[Stored data]
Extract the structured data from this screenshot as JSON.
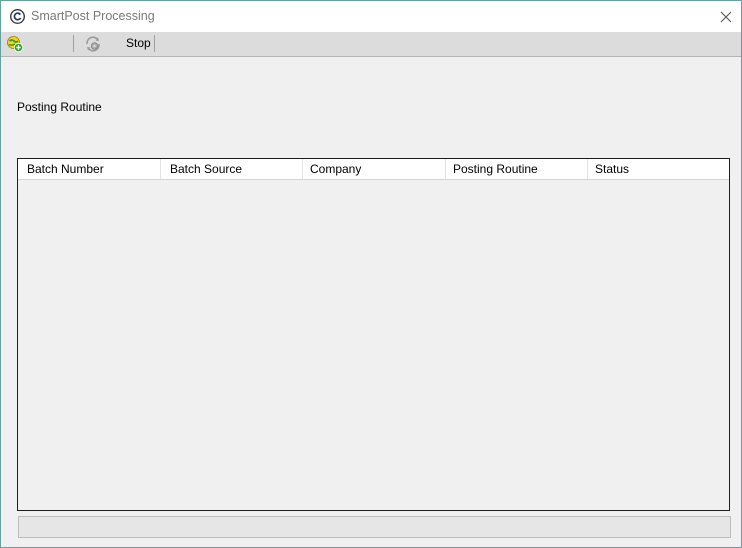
{
  "window": {
    "title": "SmartPost Processing"
  },
  "toolbar": {
    "add_icon": "add-globe-icon",
    "process_icon": "settings-cycle-icon",
    "stop_label": "Stop"
  },
  "main": {
    "posting_routine_label": "Posting Routine"
  },
  "table": {
    "columns": [
      "Batch Number",
      "Batch Source",
      "Company",
      "Posting Routine",
      "Status"
    ],
    "rows": []
  },
  "colors": {
    "border_accent": "#6b9e9e",
    "window_bg": "#f0f0f0",
    "toolbar_bg": "#dcdcdc"
  }
}
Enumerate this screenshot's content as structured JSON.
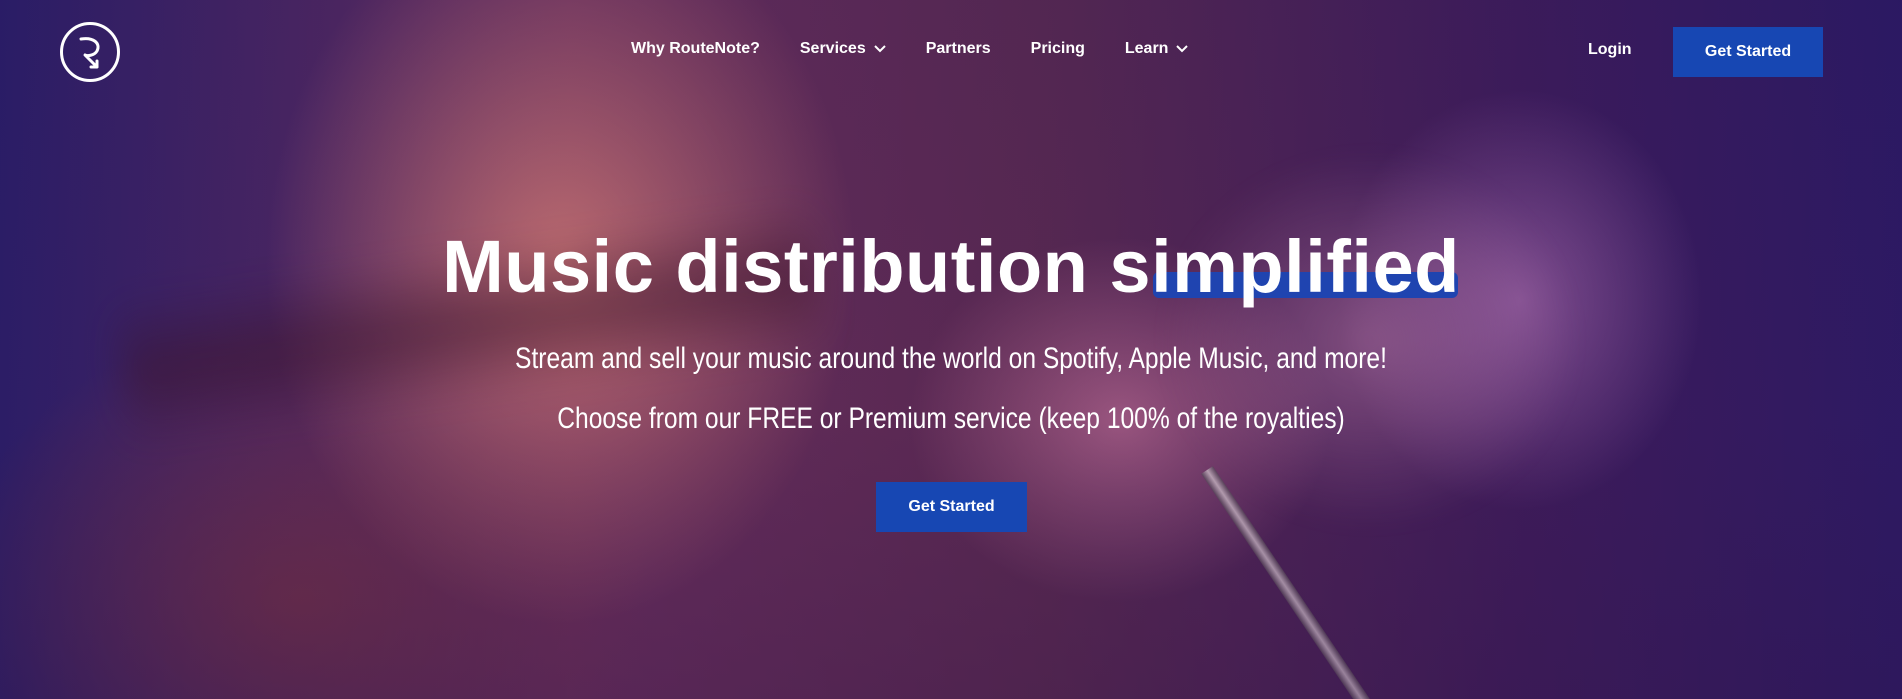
{
  "brand": {
    "logo_icon": "routenote-logo-icon"
  },
  "nav": {
    "items": [
      {
        "label": "Why RouteNote?",
        "has_dropdown": false
      },
      {
        "label": "Services",
        "has_dropdown": true
      },
      {
        "label": "Partners",
        "has_dropdown": false
      },
      {
        "label": "Pricing",
        "has_dropdown": false
      },
      {
        "label": "Learn",
        "has_dropdown": true
      }
    ],
    "login_label": "Login",
    "cta_label": "Get Started"
  },
  "hero": {
    "title_prefix": "Music distribution ",
    "title_highlight": "simplified",
    "subtitle_1": "Stream and sell your music around the world on Spotify, Apple Music, and more!",
    "subtitle_2": "Choose from our FREE or Premium service (keep 100% of the royalties)",
    "cta_label": "Get Started"
  },
  "colors": {
    "accent": "#1747b3",
    "highlight": "#1f44b0",
    "text": "#ffffff"
  }
}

▶ **Stated exercise**
Write the listing out a second time exactly, dropping all images.

▶ **The response**
Extract the structured data from this screenshot as JSON.
{
  "window": {
    "title": "SmartPost Processing"
  },
  "toolbar": {
    "add_icon": "add-globe-icon",
    "process_icon": "settings-cycle-icon",
    "stop_label": "Stop"
  },
  "main": {
    "posting_routine_label": "Posting Routine"
  },
  "table": {
    "columns": [
      "Batch Number",
      "Batch Source",
      "Company",
      "Posting Routine",
      "Status"
    ],
    "rows": []
  },
  "colors": {
    "border_accent": "#6b9e9e",
    "window_bg": "#f0f0f0",
    "toolbar_bg": "#dcdcdc"
  }
}
Enumerate this screenshot's content as structured JSON.
{
  "brand": {
    "logo_icon": "routenote-logo-icon"
  },
  "nav": {
    "items": [
      {
        "label": "Why RouteNote?",
        "has_dropdown": false
      },
      {
        "label": "Services",
        "has_dropdown": true
      },
      {
        "label": "Partners",
        "has_dropdown": false
      },
      {
        "label": "Pricing",
        "has_dropdown": false
      },
      {
        "label": "Learn",
        "has_dropdown": true
      }
    ],
    "login_label": "Login",
    "cta_label": "Get Started"
  },
  "hero": {
    "title_prefix": "Music distribution ",
    "title_highlight": "simplified",
    "subtitle_1": "Stream and sell your music around the world on Spotify, Apple Music, and more!",
    "subtitle_2": "Choose from our FREE or Premium service (keep 100% of the royalties)",
    "cta_label": "Get Started"
  },
  "colors": {
    "accent": "#1747b3",
    "highlight": "#1f44b0",
    "text": "#ffffff"
  }
}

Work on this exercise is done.